Report the count of lines that carry the string "score", and add nothing.

--- start of Data for this task ---

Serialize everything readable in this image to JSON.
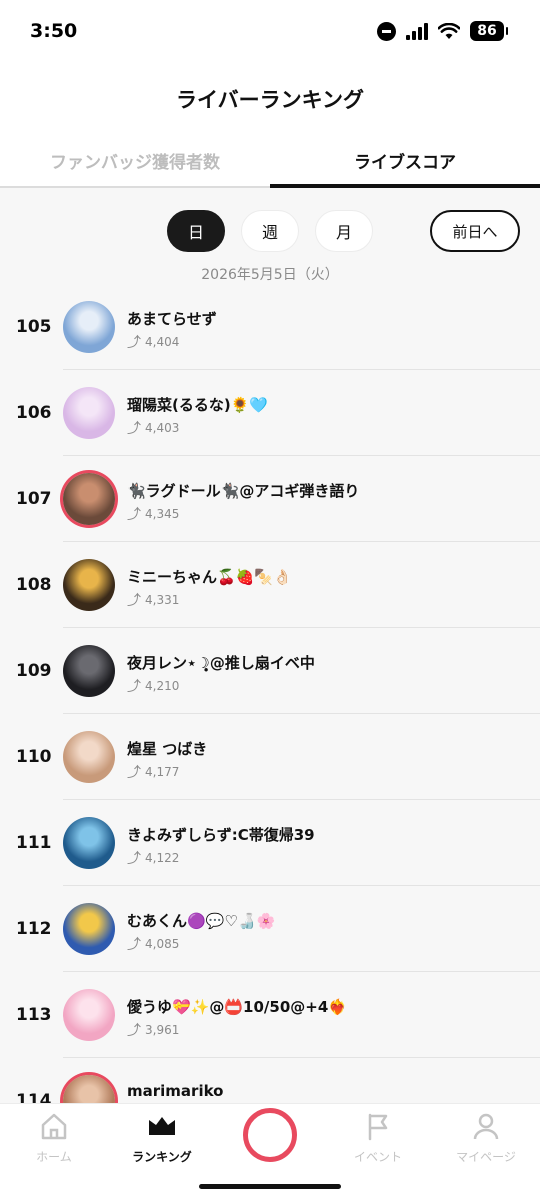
{
  "status_bar": {
    "time": "3:50",
    "battery": "86"
  },
  "header": {
    "title": "ライバーランキング"
  },
  "tabs": [
    {
      "label": "ファンバッジ獲得者数",
      "active": false
    },
    {
      "label": "ライブスコア",
      "active": true
    }
  ],
  "period": {
    "day": "日",
    "week": "週",
    "month": "月",
    "selected": "day",
    "prev_label": "前日へ"
  },
  "date": "2026年5月5日（火）",
  "rankings": [
    {
      "rank": "105",
      "name": "あまてらせず",
      "score": "4,404",
      "live": false,
      "avatar_color": "#7fa6d6",
      "avatar_accent": "#e6eef8"
    },
    {
      "rank": "106",
      "name": "瑠陽菜(るるな)🌻🩵",
      "score": "4,403",
      "live": false,
      "avatar_color": "#d9b7e6",
      "avatar_accent": "#f4e6f7"
    },
    {
      "rank": "107",
      "name": "🐈‍⬛ラグドール🐈‍⬛@アコギ弾き語り",
      "score": "4,345",
      "live": true,
      "avatar_color": "#6b4a3a",
      "avatar_accent": "#c98e6f"
    },
    {
      "rank": "108",
      "name": "ミニーちゃん🍒🍓🍢👌🏻",
      "score": "4,331",
      "live": false,
      "avatar_color": "#3a2a1a",
      "avatar_accent": "#e8b44a"
    },
    {
      "rank": "109",
      "name": "夜月レン⋆☽̣̣̥@推し扇イベ中",
      "score": "4,210",
      "live": false,
      "avatar_color": "#1e1e22",
      "avatar_accent": "#6a6a70"
    },
    {
      "rank": "110",
      "name": "煌星 つばき",
      "score": "4,177",
      "live": false,
      "avatar_color": "#c89a7a",
      "avatar_accent": "#f2d9c8"
    },
    {
      "rank": "111",
      "name": "きよみずしらず:C帯復帰39",
      "score": "4,122",
      "live": false,
      "avatar_color": "#1f5b8c",
      "avatar_accent": "#7fc3e8"
    },
    {
      "rank": "112",
      "name": "むあくん🟣💬♡🍶🌸",
      "score": "4,085",
      "live": false,
      "avatar_color": "#2f5bb0",
      "avatar_accent": "#f2c84a"
    },
    {
      "rank": "113",
      "name": "僾うゆ💝✨@📛10/50@+4❤️‍🔥",
      "score": "3,961",
      "live": false,
      "avatar_color": "#f2a6c3",
      "avatar_accent": "#fde2ec"
    },
    {
      "rank": "114",
      "name": "marimariko",
      "score": "",
      "live": true,
      "avatar_color": "#b07a5a",
      "avatar_accent": "#e8c3a8"
    }
  ],
  "bottom_nav": {
    "home": "ホーム",
    "ranking": "ランキング",
    "event": "イベント",
    "mypage": "マイページ"
  }
}
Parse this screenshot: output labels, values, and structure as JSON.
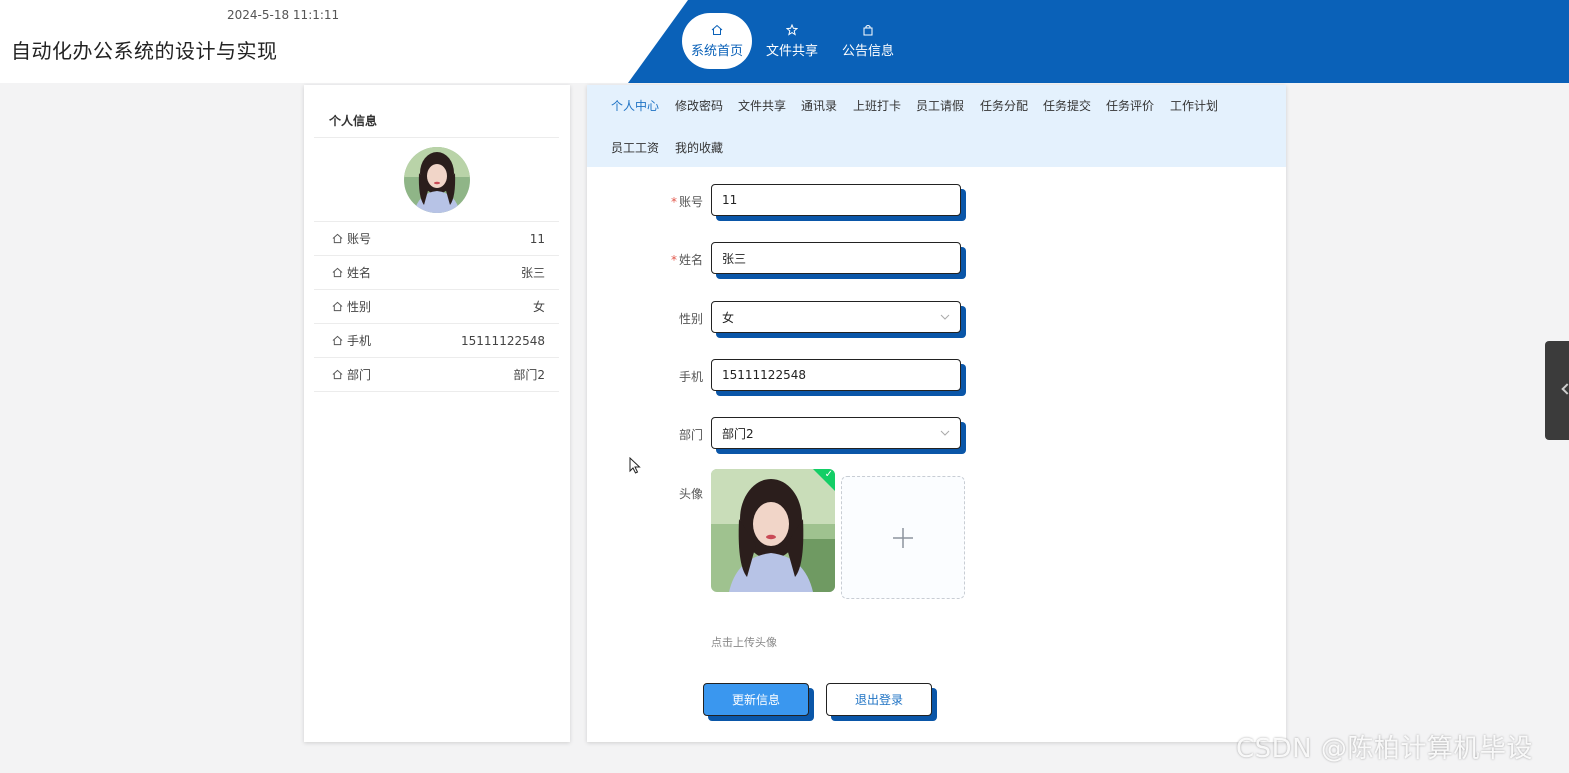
{
  "header": {
    "datetime": "2024-5-18 11:1:11",
    "title": "自动化办公系统的设计与实现",
    "nav": [
      {
        "label": "系统首页",
        "icon": "home-icon",
        "active": true
      },
      {
        "label": "文件共享",
        "icon": "star-icon",
        "active": false
      },
      {
        "label": "公告信息",
        "icon": "bag-icon",
        "active": false
      }
    ]
  },
  "profile_card": {
    "title": "个人信息",
    "rows": [
      {
        "label": "账号",
        "value": "11"
      },
      {
        "label": "姓名",
        "value": "张三"
      },
      {
        "label": "性别",
        "value": "女"
      },
      {
        "label": "手机",
        "value": "15111122548"
      },
      {
        "label": "部门",
        "value": "部门2"
      }
    ]
  },
  "tabs": [
    {
      "label": "个人中心",
      "active": true
    },
    {
      "label": "修改密码"
    },
    {
      "label": "文件共享"
    },
    {
      "label": "通讯录"
    },
    {
      "label": "上班打卡"
    },
    {
      "label": "员工请假"
    },
    {
      "label": "任务分配"
    },
    {
      "label": "任务提交"
    },
    {
      "label": "任务评价"
    },
    {
      "label": "工作计划"
    },
    {
      "label": "员工工资"
    },
    {
      "label": "我的收藏"
    }
  ],
  "form": {
    "account": {
      "label": "账号",
      "value": "11",
      "required": true
    },
    "name": {
      "label": "姓名",
      "value": "张三",
      "required": true
    },
    "gender": {
      "label": "性别",
      "value": "女"
    },
    "phone": {
      "label": "手机",
      "value": "15111122548"
    },
    "department": {
      "label": "部门",
      "value": "部门2"
    },
    "avatar": {
      "label": "头像",
      "hint": "点击上传头像"
    }
  },
  "buttons": {
    "update": "更新信息",
    "logout": "退出登录"
  },
  "watermark": "CSDN @陈柏计算机毕设",
  "colors": {
    "brand_blue": "#0a61b8",
    "tab_bg": "#e4f1fd",
    "primary_button": "#3a97ef",
    "success": "#13ce66"
  }
}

--- end of Data for this task ---

### Worked solution
10